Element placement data
====================
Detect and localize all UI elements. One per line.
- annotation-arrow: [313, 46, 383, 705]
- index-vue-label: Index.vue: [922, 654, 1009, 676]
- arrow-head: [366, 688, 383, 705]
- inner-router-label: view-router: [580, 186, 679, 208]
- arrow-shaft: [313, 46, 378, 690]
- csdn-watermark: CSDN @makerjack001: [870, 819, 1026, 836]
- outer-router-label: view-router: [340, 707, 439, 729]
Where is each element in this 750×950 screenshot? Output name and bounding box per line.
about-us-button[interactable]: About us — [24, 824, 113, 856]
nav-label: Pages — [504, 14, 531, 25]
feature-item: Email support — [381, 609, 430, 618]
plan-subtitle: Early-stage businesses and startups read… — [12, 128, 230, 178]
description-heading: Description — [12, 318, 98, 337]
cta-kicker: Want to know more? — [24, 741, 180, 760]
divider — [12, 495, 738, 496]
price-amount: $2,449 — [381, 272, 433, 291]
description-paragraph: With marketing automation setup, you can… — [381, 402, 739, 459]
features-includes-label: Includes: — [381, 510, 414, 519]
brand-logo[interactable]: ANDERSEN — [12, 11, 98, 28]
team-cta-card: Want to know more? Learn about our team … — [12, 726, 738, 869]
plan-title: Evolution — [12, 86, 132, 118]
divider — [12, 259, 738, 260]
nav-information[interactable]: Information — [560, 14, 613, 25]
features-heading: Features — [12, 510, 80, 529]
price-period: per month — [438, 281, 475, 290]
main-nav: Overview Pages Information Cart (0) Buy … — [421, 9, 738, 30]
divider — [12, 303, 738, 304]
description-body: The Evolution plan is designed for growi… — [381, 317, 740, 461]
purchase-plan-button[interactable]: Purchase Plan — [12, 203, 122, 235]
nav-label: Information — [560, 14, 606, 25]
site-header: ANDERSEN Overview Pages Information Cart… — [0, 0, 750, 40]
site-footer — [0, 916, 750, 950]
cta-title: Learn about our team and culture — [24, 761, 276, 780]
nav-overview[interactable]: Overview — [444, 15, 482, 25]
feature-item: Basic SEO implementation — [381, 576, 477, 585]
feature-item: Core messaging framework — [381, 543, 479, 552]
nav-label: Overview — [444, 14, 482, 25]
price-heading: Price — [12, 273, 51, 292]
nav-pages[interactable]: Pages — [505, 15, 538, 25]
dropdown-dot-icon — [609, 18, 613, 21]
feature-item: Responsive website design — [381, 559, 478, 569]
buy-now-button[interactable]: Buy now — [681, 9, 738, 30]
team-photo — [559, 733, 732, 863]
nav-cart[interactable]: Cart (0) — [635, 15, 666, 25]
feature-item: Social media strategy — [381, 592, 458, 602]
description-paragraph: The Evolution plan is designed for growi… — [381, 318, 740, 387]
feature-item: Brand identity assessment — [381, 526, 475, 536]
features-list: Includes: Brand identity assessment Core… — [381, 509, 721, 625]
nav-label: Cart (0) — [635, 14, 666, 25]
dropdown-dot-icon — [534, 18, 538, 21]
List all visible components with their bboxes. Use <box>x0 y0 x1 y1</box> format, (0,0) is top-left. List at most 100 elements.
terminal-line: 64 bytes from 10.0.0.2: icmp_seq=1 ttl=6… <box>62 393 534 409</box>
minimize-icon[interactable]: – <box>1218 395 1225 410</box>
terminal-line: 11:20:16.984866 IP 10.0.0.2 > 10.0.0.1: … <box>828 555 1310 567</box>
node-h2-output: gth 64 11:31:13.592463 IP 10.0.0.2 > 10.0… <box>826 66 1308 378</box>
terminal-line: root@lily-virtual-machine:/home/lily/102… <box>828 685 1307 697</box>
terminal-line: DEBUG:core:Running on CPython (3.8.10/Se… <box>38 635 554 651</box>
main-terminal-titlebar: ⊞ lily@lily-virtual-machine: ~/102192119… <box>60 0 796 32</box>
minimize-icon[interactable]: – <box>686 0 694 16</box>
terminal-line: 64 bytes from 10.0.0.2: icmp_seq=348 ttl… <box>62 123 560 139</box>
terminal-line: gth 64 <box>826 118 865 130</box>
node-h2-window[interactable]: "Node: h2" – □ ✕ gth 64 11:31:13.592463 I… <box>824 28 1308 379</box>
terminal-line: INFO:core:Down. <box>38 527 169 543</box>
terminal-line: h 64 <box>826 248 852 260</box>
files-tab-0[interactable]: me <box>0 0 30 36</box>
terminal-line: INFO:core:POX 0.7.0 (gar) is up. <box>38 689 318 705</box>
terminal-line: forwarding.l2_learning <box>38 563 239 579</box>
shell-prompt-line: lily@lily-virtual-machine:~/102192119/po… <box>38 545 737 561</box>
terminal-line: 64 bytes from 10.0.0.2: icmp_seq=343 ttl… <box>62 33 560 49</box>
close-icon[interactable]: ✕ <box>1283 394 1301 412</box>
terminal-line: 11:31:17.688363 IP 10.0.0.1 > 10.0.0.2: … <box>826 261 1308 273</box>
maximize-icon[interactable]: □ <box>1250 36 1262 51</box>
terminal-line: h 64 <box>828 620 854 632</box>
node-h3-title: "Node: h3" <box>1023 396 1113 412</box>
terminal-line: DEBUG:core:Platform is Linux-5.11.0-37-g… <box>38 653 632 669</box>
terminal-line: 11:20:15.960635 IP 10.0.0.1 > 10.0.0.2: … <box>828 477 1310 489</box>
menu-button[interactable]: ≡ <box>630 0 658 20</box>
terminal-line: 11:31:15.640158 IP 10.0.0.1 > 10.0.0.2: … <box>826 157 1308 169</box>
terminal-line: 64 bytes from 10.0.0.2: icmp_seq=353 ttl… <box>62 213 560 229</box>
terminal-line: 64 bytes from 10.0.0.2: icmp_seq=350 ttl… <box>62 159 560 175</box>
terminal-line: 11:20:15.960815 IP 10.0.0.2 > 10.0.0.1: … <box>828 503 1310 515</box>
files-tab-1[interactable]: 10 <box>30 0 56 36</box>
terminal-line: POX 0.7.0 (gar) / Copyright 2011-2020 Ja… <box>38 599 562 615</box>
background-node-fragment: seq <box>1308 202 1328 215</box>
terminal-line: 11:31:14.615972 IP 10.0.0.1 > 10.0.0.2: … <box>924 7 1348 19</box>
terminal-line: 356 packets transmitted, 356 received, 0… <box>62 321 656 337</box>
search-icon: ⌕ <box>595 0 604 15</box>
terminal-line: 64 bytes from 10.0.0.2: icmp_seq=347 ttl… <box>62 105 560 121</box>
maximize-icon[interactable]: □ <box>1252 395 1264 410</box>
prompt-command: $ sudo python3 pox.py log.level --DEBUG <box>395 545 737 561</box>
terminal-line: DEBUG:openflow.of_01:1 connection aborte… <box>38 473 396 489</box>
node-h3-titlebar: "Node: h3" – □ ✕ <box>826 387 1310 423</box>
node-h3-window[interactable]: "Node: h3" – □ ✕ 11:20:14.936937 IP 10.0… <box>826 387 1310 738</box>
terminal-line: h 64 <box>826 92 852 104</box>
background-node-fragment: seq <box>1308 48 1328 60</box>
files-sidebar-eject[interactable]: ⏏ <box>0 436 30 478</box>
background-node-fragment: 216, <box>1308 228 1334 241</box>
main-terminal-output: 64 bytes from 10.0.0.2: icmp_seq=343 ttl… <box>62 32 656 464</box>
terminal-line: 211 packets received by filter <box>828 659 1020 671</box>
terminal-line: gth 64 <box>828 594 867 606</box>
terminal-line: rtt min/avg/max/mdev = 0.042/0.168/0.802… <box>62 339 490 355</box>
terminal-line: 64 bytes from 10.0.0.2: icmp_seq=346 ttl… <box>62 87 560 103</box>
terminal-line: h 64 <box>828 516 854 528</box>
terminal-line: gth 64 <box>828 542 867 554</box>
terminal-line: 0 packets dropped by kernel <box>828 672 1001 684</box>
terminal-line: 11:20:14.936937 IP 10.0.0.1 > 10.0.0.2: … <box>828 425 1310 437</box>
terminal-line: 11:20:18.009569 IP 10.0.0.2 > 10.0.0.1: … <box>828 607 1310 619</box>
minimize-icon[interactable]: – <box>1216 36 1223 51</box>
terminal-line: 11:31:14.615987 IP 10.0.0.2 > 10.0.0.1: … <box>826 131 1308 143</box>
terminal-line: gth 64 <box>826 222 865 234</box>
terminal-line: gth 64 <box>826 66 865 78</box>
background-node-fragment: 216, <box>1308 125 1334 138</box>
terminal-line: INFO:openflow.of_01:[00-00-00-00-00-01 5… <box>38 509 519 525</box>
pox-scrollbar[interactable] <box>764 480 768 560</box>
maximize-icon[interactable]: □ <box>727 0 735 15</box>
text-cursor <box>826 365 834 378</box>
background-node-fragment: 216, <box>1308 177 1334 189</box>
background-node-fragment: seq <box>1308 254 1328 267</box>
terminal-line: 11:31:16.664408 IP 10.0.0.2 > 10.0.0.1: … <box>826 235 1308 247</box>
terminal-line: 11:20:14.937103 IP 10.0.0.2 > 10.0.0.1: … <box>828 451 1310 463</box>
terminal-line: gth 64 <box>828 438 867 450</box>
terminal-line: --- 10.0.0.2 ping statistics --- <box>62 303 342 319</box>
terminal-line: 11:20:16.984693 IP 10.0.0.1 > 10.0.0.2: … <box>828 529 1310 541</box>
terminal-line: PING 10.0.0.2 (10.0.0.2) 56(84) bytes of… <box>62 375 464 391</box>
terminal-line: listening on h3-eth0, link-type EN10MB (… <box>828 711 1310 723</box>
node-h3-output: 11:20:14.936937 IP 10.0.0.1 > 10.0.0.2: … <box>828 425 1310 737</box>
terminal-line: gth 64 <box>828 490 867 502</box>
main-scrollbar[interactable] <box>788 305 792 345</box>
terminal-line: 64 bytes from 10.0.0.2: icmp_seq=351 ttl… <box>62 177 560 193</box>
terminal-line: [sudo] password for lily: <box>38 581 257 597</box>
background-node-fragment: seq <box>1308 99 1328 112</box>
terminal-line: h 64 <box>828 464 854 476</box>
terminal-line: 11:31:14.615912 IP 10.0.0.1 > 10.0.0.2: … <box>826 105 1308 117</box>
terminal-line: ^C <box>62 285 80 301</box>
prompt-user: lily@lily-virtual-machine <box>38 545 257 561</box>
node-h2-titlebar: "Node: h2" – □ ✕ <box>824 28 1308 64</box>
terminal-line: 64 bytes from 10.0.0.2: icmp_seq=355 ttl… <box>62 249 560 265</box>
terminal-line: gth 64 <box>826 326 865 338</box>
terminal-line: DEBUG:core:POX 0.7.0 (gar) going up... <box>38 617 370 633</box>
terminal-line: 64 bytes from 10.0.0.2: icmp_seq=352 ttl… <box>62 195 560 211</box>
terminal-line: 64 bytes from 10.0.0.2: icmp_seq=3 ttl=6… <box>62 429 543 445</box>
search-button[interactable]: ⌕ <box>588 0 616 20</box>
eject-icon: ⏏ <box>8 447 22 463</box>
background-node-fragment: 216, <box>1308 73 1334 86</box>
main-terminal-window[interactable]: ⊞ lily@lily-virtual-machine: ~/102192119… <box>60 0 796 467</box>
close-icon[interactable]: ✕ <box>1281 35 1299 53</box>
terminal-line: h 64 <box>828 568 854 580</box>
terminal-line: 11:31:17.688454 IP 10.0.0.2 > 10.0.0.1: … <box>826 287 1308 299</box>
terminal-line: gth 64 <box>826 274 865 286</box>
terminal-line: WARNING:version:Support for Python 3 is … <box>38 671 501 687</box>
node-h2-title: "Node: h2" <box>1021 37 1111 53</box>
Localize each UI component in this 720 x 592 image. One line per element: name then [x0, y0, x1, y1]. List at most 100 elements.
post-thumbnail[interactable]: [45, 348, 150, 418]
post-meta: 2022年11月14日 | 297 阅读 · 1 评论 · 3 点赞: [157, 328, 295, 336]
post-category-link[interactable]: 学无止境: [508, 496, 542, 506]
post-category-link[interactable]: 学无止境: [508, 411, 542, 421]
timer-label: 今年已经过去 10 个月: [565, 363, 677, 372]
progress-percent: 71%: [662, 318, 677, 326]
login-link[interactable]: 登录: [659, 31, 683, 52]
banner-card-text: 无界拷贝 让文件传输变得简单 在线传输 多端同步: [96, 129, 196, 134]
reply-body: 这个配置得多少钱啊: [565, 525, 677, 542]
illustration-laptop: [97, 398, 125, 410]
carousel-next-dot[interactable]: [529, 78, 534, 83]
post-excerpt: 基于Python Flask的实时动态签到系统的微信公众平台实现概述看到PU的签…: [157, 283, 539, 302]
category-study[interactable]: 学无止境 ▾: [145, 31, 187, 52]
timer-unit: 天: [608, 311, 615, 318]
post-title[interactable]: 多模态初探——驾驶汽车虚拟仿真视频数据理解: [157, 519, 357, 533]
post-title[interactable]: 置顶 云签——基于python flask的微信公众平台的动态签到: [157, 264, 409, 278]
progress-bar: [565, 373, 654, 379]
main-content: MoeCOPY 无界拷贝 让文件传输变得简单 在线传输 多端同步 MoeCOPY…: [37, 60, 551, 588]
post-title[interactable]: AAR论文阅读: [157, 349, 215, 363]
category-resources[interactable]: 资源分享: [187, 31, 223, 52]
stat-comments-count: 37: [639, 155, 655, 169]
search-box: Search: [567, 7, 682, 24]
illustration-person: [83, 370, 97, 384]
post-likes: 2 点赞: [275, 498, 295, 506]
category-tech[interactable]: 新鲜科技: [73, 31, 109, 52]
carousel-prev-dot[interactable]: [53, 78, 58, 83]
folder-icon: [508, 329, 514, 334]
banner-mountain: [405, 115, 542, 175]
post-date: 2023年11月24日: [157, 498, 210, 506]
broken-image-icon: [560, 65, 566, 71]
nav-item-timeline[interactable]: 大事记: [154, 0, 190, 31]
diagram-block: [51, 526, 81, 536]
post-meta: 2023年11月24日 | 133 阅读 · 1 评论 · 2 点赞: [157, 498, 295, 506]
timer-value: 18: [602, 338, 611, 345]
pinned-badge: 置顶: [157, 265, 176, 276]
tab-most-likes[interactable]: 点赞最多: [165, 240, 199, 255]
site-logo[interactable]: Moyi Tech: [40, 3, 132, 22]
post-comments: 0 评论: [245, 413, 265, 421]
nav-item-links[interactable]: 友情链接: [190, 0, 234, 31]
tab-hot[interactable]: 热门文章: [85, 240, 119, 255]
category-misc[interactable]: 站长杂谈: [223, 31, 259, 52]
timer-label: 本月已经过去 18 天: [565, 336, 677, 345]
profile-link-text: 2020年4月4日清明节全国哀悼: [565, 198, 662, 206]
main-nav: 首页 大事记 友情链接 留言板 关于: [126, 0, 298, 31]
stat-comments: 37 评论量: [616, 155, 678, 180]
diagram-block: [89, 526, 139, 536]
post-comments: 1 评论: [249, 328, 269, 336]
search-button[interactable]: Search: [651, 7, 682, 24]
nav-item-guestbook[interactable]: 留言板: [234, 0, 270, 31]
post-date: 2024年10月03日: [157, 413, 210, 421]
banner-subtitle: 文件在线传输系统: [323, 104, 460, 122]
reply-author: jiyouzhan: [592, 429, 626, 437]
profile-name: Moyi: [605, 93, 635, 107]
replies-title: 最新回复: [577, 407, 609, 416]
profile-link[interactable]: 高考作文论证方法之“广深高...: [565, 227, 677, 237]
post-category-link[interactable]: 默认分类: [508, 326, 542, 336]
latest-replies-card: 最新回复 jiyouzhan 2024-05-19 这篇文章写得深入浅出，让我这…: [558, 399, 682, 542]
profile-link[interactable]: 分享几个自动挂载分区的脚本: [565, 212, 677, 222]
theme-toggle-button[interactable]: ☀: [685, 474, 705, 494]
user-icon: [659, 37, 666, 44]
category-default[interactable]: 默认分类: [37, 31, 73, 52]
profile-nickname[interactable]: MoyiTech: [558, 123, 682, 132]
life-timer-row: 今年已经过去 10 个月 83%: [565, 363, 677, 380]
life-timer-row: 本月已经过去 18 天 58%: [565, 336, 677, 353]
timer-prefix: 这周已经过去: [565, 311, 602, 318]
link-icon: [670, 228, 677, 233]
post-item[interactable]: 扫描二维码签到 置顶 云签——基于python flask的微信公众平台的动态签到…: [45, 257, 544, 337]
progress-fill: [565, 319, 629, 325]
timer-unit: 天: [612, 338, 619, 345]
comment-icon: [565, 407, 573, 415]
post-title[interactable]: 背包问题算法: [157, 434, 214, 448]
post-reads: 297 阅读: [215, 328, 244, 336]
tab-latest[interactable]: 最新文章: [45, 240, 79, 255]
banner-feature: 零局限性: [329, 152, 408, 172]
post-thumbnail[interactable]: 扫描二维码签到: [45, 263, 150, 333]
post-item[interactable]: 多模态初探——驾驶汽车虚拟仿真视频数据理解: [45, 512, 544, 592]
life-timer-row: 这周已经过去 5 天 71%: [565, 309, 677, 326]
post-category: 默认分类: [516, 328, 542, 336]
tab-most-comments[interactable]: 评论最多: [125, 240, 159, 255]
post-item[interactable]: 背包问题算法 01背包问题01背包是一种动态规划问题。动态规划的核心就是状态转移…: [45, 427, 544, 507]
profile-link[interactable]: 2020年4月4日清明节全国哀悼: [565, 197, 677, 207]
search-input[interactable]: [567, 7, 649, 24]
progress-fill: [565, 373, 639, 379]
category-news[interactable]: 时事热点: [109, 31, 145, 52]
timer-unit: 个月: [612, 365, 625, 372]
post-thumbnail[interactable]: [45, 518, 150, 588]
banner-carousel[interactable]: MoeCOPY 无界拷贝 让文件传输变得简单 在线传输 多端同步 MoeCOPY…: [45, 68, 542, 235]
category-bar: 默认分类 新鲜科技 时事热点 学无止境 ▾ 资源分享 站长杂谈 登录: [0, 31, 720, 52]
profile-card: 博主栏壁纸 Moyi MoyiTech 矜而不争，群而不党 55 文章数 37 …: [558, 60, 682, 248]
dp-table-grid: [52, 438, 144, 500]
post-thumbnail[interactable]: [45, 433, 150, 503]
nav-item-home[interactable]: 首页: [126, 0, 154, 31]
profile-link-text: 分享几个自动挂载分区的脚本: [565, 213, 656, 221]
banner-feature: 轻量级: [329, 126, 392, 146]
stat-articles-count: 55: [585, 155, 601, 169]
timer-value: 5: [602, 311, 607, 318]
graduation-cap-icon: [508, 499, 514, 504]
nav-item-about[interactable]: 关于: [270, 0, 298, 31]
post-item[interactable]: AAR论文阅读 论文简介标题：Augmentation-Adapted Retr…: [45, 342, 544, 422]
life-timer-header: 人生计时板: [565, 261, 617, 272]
====================
Brief
Reproduce the lines of the data without any change, starting at the very first line and ending at the line that contains "description-heading: Description —".

Worked solution
Detect and localize all UI elements. One per line.
- annotation-arrow: [313, 46, 383, 705]
- index-vue-label: Index.vue: [922, 654, 1009, 676]
- arrow-head: [366, 688, 383, 705]
- inner-router-label: view-router: [580, 186, 679, 208]
- arrow-shaft: [313, 46, 378, 690]
- csdn-watermark: CSDN @makerjack001: [870, 819, 1026, 836]
- outer-router-label: view-router: [340, 707, 439, 729]
Where is each element in this 750×950 screenshot? Output name and bounding box per line.
about-us-button[interactable]: About us — [24, 824, 113, 856]
nav-label: Pages — [504, 14, 531, 25]
feature-item: Email support — [381, 609, 430, 618]
plan-subtitle: Early-stage businesses and startups read… — [12, 128, 230, 178]
description-heading: Description — [12, 318, 98, 337]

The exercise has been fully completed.